● INSTRUCTIONS FOR THE TASK
Every entry must be echoed exactly.

──────── THE INPUT

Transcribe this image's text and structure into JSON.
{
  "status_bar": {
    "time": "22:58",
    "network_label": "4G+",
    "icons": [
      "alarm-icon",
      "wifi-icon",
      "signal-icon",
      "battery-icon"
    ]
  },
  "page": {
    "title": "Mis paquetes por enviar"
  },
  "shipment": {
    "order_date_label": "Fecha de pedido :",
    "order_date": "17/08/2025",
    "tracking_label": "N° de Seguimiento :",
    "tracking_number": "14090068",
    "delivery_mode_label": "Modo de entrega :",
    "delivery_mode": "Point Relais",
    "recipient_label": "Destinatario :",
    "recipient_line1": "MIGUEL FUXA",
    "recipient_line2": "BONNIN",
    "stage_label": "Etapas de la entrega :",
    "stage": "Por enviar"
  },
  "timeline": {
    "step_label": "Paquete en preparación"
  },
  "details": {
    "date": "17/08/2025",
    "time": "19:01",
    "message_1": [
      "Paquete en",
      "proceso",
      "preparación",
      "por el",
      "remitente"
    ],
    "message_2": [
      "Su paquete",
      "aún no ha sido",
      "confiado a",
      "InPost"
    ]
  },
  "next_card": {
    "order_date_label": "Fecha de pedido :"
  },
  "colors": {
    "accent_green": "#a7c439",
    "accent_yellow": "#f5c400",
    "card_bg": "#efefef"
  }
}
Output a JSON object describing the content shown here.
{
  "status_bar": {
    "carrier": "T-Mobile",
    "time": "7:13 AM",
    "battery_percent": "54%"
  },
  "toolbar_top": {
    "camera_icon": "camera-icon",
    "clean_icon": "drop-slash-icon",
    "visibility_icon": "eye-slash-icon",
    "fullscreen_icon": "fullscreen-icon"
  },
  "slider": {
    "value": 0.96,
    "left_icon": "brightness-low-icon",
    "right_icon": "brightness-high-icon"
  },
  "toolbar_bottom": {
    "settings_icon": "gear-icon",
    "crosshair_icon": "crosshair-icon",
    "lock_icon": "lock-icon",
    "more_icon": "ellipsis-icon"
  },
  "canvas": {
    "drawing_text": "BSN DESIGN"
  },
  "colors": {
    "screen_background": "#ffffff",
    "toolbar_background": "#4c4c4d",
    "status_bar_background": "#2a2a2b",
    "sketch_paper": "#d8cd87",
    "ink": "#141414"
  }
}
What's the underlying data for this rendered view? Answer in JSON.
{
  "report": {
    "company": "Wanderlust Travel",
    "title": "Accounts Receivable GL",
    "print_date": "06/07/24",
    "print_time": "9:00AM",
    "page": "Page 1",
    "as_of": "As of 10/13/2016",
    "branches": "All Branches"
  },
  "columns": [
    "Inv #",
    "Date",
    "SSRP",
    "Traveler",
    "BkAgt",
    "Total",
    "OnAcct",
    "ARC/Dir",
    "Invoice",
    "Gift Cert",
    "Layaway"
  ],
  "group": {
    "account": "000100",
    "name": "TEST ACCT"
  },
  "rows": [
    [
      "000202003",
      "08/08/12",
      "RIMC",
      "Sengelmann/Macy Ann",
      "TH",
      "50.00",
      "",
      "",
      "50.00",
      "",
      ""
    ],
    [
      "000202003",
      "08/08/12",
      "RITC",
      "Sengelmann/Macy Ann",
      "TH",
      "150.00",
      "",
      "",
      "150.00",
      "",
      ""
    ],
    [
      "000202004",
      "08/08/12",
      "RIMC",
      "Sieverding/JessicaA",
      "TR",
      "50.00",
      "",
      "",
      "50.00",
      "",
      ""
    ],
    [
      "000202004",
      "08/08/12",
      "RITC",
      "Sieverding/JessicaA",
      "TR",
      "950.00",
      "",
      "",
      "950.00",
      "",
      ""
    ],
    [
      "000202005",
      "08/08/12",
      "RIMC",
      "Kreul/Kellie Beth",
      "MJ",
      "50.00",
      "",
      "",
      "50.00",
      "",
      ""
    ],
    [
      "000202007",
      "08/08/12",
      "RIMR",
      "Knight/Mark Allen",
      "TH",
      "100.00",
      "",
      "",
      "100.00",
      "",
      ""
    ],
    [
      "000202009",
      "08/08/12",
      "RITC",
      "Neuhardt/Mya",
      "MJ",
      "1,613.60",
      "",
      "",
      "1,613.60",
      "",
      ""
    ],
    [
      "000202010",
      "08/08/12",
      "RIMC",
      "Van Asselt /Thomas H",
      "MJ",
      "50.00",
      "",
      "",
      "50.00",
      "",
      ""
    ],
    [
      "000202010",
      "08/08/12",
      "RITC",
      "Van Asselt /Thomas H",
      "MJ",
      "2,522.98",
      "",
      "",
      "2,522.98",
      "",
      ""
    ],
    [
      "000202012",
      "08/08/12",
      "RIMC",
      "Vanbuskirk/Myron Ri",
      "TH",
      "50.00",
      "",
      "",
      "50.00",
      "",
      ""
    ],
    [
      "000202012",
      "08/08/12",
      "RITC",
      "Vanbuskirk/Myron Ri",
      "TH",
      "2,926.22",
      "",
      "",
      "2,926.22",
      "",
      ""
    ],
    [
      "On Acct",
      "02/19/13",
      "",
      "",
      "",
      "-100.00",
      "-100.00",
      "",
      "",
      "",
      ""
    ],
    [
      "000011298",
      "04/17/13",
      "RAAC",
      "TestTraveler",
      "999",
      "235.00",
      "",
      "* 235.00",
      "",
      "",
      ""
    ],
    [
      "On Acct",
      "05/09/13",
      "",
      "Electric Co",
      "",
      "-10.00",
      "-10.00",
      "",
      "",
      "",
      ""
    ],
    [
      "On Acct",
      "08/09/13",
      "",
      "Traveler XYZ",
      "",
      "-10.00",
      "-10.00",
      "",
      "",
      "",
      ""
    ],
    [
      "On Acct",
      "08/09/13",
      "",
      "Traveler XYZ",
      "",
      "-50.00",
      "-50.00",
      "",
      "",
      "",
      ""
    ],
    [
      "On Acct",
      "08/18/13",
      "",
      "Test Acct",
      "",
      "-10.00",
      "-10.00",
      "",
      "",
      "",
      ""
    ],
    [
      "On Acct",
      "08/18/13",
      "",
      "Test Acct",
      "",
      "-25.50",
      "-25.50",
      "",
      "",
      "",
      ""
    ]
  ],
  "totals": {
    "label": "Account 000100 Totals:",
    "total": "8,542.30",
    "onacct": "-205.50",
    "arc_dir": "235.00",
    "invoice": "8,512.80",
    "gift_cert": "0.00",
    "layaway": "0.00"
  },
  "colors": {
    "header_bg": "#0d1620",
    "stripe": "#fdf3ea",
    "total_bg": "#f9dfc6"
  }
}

────────────────

● ANSWER TO THIS TASK
Transcribe this image's text and structure into JSON.
{
  "status_bar": {
    "time": "22:58",
    "network_label": "4G+",
    "icons": [
      "alarm-icon",
      "wifi-icon",
      "signal-icon",
      "battery-icon"
    ]
  },
  "page": {
    "title": "Mis paquetes por enviar"
  },
  "shipment": {
    "order_date_label": "Fecha de pedido :",
    "order_date": "17/08/2025",
    "tracking_label": "N° de Seguimiento :",
    "tracking_number": "14090068",
    "delivery_mode_label": "Modo de entrega :",
    "delivery_mode": "Point Relais",
    "recipient_label": "Destinatario :",
    "recipient_line1": "MIGUEL FUXA",
    "recipient_line2": "BONNIN",
    "stage_label": "Etapas de la entrega :",
    "stage": "Por enviar"
  },
  "timeline": {
    "step_label": "Paquete en preparación"
  },
  "details": {
    "date": "17/08/2025",
    "time": "19:01",
    "message_1": [
      "Paquete en",
      "proceso",
      "preparación",
      "por el",
      "remitente"
    ],
    "message_2": [
      "Su paquete",
      "aún no ha sido",
      "confiado a",
      "InPost"
    ]
  },
  "next_card": {
    "order_date_label": "Fecha de pedido :"
  },
  "colors": {
    "accent_green": "#a7c439",
    "accent_yellow": "#f5c400",
    "card_bg": "#efefef"
  }
}
Output a JSON object describing the content shown here.
{
  "status_bar": {
    "carrier": "T-Mobile",
    "time": "7:13 AM",
    "battery_percent": "54%"
  },
  "toolbar_top": {
    "camera_icon": "camera-icon",
    "clean_icon": "drop-slash-icon",
    "visibility_icon": "eye-slash-icon",
    "fullscreen_icon": "fullscreen-icon"
  },
  "slider": {
    "value": 0.96,
    "left_icon": "brightness-low-icon",
    "right_icon": "brightness-high-icon"
  },
  "toolbar_bottom": {
    "settings_icon": "gear-icon",
    "crosshair_icon": "crosshair-icon",
    "lock_icon": "lock-icon",
    "more_icon": "ellipsis-icon"
  },
  "canvas": {
    "drawing_text": "BSN DESIGN"
  },
  "colors": {
    "screen_background": "#ffffff",
    "toolbar_background": "#4c4c4d",
    "status_bar_background": "#2a2a2b",
    "sketch_paper": "#d8cd87",
    "ink": "#141414"
  }
}
What's the underlying data for this rendered view? Answer in JSON.
{
  "report": {
    "company": "Wanderlust Travel",
    "title": "Accounts Receivable GL",
    "print_date": "06/07/24",
    "print_time": "9:00AM",
    "page": "Page 1",
    "as_of": "As of 10/13/2016",
    "branches": "All Branches"
  },
  "columns": [
    "Inv #",
    "Date",
    "SSRP",
    "Traveler",
    "BkAgt",
    "Total",
    "OnAcct",
    "ARC/Dir",
    "Invoice",
    "Gift Cert",
    "Layaway"
  ],
  "group": {
    "account": "000100",
    "name": "TEST ACCT"
  },
  "rows": [
    [
      "000202003",
      "08/08/12",
      "RIMC",
      "Sengelmann/Macy Ann",
      "TH",
      "50.00",
      "",
      "",
      "50.00",
      "",
      ""
    ],
    [
      "000202003",
      "08/08/12",
      "RITC",
      "Sengelmann/Macy Ann",
      "TH",
      "150.00",
      "",
      "",
      "150.00",
      "",
      ""
    ],
    [
      "000202004",
      "08/08/12",
      "RIMC",
      "Sieverding/JessicaA",
      "TR",
      "50.00",
      "",
      "",
      "50.00",
      "",
      ""
    ],
    [
      "000202004",
      "08/08/12",
      "RITC",
      "Sieverding/JessicaA",
      "TR",
      "950.00",
      "",
      "",
      "950.00",
      "",
      ""
    ],
    [
      "000202005",
      "08/08/12",
      "RIMC",
      "Kreul/Kellie Beth",
      "MJ",
      "50.00",
      "",
      "",
      "50.00",
      "",
      ""
    ],
    [
      "000202007",
      "08/08/12",
      "RIMR",
      "Knight/Mark Allen",
      "TH",
      "100.00",
      "",
      "",
      "100.00",
      "",
      ""
    ],
    [
      "000202009",
      "08/08/12",
      "RITC",
      "Neuhardt/Mya",
      "MJ",
      "1,613.60",
      "",
      "",
      "1,613.60",
      "",
      ""
    ],
    [
      "000202010",
      "08/08/12",
      "RIMC",
      "Van Asselt /Thomas H",
      "MJ",
      "50.00",
      "",
      "",
      "50.00",
      "",
      ""
    ],
    [
      "000202010",
      "08/08/12",
      "RITC",
      "Van Asselt /Thomas H",
      "MJ",
      "2,522.98",
      "",
      "",
      "2,522.98",
      "",
      ""
    ],
    [
      "000202012",
      "08/08/12",
      "RIMC",
      "Vanbuskirk/Myron Ri",
      "TH",
      "50.00",
      "",
      "",
      "50.00",
      "",
      ""
    ],
    [
      "000202012",
      "08/08/12",
      "RITC",
      "Vanbuskirk/Myron Ri",
      "TH",
      "2,926.22",
      "",
      "",
      "2,926.22",
      "",
      ""
    ],
    [
      "On Acct",
      "02/19/13",
      "",
      "",
      "",
      "-100.00",
      "-100.00",
      "",
      "",
      "",
      ""
    ],
    [
      "000011298",
      "04/17/13",
      "RAAC",
      "TestTraveler",
      "999",
      "235.00",
      "",
      "* 235.00",
      "",
      "",
      ""
    ],
    [
      "On Acct",
      "05/09/13",
      "",
      "Electric Co",
      "",
      "-10.00",
      "-10.00",
      "",
      "",
      "",
      ""
    ],
    [
      "On Acct",
      "08/09/13",
      "",
      "Traveler XYZ",
      "",
      "-10.00",
      "-10.00",
      "",
      "",
      "",
      ""
    ],
    [
      "On Acct",
      "08/09/13",
      "",
      "Traveler XYZ",
      "",
      "-50.00",
      "-50.00",
      "",
      "",
      "",
      ""
    ],
    [
      "On Acct",
      "08/18/13",
      "",
      "Test Acct",
      "",
      "-10.00",
      "-10.00",
      "",
      "",
      "",
      ""
    ],
    [
      "On Acct",
      "08/18/13",
      "",
      "Test Acct",
      "",
      "-25.50",
      "-25.50",
      "",
      "",
      "",
      ""
    ]
  ],
  "totals": {
    "label": "Account 000100 Totals:",
    "total": "8,542.30",
    "onacct": "-205.50",
    "arc_dir": "235.00",
    "invoice": "8,512.80",
    "gift_cert": "0.00",
    "layaway": "0.00"
  },
  "colors": {
    "header_bg": "#0d1620",
    "stripe": "#fdf3ea",
    "total_bg": "#f9dfc6"
  }
}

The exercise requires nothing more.